Required work: Please give the count of lines holding the string "title" and nothing besides.

Data rows:
|---|

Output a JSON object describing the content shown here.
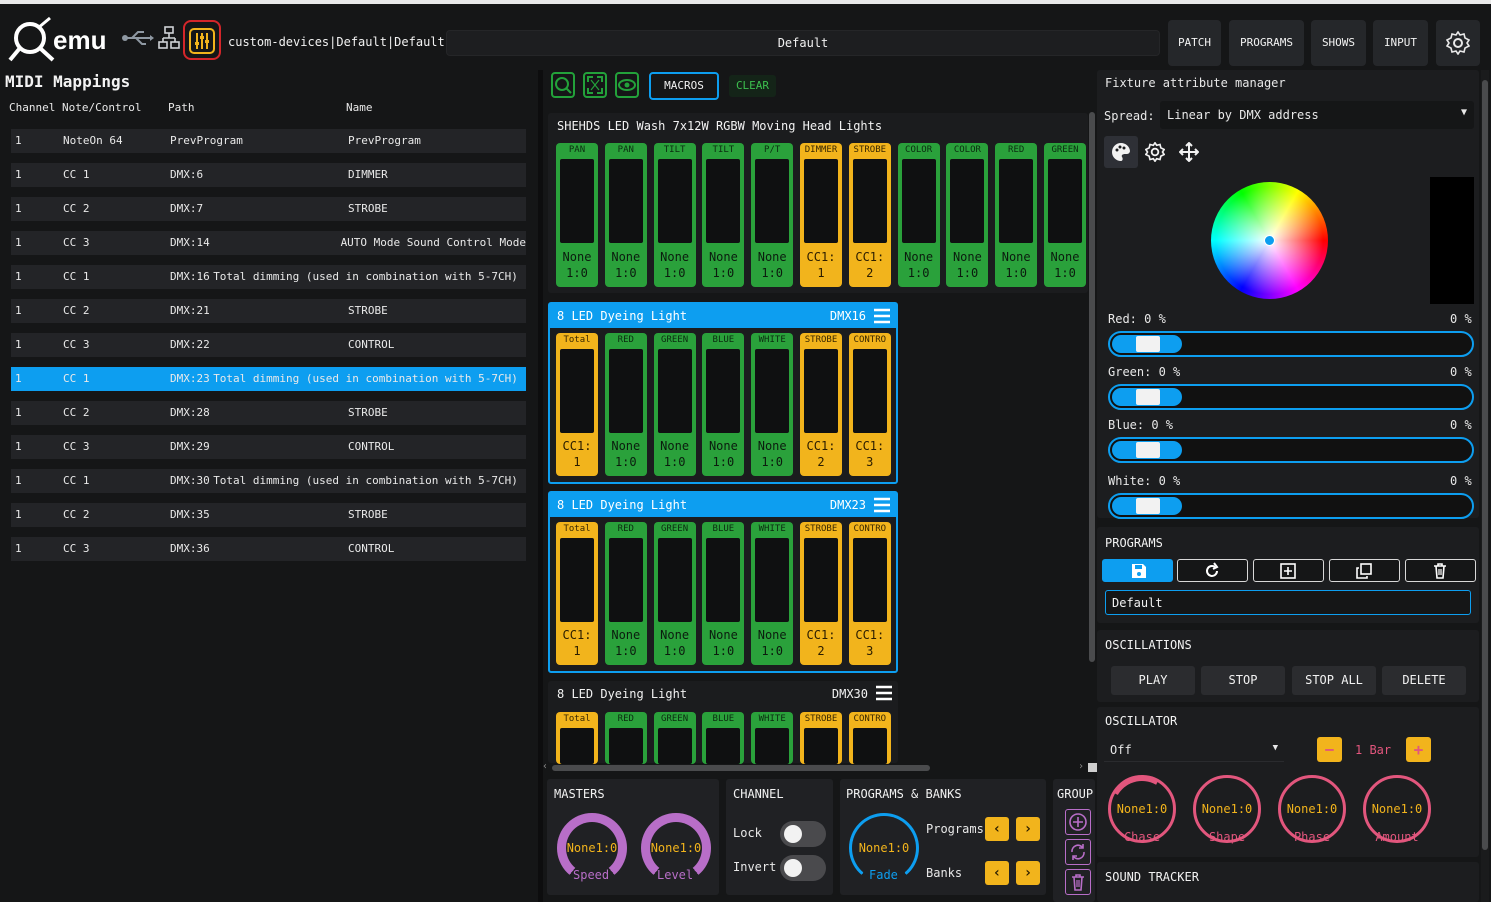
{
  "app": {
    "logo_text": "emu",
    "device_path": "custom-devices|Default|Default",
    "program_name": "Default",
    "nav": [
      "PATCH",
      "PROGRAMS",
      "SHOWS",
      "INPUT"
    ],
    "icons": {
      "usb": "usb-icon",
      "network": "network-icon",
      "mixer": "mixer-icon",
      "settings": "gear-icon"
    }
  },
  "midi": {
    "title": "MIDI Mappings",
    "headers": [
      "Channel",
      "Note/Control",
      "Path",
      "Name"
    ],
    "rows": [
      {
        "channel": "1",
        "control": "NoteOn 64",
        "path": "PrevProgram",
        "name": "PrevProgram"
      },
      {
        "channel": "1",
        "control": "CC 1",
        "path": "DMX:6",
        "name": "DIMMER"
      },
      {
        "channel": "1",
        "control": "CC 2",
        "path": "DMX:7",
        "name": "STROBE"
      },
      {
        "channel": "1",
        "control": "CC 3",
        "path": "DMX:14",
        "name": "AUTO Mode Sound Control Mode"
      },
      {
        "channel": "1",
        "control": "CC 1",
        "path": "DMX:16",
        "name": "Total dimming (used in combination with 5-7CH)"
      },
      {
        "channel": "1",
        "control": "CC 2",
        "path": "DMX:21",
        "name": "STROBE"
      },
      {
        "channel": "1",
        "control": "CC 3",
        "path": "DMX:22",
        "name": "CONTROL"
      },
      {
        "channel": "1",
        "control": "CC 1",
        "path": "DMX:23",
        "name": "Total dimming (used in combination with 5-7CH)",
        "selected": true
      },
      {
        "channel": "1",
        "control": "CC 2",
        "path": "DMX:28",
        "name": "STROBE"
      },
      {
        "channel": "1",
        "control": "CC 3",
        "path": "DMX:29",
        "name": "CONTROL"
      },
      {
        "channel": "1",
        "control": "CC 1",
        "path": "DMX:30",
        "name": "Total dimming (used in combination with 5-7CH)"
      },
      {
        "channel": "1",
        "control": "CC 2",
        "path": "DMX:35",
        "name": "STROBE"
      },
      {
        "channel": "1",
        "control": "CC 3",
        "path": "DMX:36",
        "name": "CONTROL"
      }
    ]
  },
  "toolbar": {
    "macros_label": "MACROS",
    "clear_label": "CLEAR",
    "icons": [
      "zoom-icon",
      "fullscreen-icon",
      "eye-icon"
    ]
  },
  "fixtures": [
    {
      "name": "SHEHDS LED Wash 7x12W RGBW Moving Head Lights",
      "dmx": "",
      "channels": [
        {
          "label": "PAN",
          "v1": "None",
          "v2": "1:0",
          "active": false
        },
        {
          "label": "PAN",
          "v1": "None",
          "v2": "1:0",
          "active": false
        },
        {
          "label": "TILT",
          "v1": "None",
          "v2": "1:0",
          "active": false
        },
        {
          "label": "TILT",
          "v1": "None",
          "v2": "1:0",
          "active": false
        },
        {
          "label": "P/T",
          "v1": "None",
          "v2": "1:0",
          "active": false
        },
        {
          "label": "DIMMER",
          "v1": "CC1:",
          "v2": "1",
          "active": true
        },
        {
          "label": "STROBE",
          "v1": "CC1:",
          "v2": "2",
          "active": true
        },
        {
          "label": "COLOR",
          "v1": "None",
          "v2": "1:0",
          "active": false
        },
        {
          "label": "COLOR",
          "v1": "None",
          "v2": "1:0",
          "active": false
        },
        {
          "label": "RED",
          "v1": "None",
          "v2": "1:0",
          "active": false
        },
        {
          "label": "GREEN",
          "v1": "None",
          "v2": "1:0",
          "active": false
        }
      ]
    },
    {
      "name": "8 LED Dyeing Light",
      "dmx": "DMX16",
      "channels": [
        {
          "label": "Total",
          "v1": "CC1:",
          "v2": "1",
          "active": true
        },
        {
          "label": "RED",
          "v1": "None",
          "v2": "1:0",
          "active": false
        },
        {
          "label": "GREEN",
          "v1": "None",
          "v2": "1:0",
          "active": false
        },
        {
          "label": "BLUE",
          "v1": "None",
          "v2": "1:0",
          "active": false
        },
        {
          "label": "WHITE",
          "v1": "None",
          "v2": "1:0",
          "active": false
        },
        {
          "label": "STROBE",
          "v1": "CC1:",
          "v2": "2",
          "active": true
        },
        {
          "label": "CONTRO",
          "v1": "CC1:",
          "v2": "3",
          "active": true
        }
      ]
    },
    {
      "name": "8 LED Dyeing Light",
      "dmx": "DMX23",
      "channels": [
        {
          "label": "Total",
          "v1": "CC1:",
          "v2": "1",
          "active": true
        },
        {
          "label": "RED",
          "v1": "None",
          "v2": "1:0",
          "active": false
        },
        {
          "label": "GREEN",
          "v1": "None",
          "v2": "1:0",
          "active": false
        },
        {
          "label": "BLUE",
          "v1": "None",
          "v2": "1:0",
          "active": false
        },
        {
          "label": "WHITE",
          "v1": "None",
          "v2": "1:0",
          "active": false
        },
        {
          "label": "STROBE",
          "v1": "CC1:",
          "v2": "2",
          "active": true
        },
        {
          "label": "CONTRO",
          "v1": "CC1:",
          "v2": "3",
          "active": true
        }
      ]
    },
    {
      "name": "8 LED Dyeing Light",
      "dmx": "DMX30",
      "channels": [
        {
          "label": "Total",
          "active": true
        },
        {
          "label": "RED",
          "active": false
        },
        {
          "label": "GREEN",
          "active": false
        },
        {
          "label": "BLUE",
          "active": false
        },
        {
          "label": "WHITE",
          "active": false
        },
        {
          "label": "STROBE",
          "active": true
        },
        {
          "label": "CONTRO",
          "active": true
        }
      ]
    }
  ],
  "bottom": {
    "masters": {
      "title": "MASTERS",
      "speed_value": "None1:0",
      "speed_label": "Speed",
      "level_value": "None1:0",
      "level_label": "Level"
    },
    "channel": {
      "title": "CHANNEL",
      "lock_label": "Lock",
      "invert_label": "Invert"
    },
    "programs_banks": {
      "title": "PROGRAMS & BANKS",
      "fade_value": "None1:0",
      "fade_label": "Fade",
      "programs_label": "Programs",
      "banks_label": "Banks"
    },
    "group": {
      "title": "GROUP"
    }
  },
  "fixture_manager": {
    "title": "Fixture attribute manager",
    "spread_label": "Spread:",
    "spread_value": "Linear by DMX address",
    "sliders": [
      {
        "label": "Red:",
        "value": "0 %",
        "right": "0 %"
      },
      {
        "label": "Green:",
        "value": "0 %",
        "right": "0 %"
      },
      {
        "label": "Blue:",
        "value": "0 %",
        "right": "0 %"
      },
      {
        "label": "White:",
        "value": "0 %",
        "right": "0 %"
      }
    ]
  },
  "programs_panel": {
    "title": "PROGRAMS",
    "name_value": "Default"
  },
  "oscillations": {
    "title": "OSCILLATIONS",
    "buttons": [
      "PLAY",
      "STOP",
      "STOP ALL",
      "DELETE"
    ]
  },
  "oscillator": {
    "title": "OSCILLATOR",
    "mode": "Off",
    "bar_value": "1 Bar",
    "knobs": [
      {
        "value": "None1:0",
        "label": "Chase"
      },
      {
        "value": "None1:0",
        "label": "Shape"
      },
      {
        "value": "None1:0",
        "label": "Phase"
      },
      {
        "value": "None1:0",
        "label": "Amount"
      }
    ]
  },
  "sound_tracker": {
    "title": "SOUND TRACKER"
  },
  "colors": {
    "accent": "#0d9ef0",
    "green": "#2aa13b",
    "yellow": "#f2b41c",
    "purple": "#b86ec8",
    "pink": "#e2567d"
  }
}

|---|

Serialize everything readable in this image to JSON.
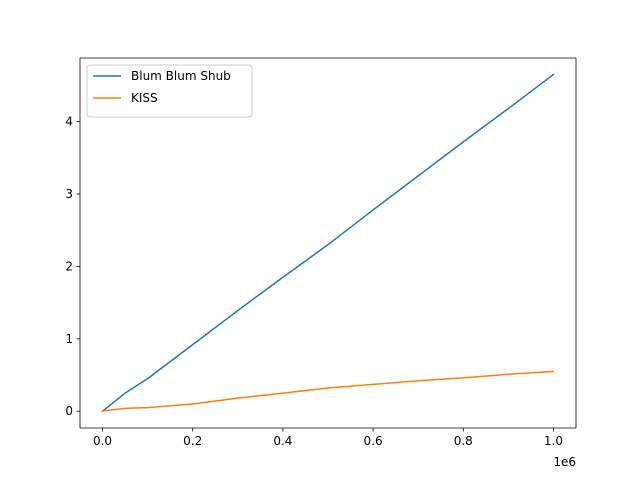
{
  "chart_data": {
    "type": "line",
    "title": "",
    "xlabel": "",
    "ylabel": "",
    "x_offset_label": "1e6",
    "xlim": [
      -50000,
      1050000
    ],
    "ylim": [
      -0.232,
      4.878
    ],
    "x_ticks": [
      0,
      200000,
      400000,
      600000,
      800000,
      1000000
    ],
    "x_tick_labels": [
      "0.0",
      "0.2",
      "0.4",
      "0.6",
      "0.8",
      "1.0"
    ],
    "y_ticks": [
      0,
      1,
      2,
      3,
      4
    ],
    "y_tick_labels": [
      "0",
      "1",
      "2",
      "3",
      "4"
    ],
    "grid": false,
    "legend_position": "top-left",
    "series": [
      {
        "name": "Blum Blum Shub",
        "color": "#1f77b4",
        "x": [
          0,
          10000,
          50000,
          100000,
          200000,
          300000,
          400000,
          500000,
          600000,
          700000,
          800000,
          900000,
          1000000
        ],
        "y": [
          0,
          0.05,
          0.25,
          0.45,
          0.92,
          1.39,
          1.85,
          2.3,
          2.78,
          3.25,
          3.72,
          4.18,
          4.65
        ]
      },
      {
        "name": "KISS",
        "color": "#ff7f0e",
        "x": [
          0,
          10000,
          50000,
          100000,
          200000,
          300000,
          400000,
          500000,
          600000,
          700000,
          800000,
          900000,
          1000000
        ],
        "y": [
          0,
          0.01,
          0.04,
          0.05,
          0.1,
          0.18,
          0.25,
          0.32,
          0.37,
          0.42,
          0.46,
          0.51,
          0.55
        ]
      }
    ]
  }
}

|---|

Solved problem: 11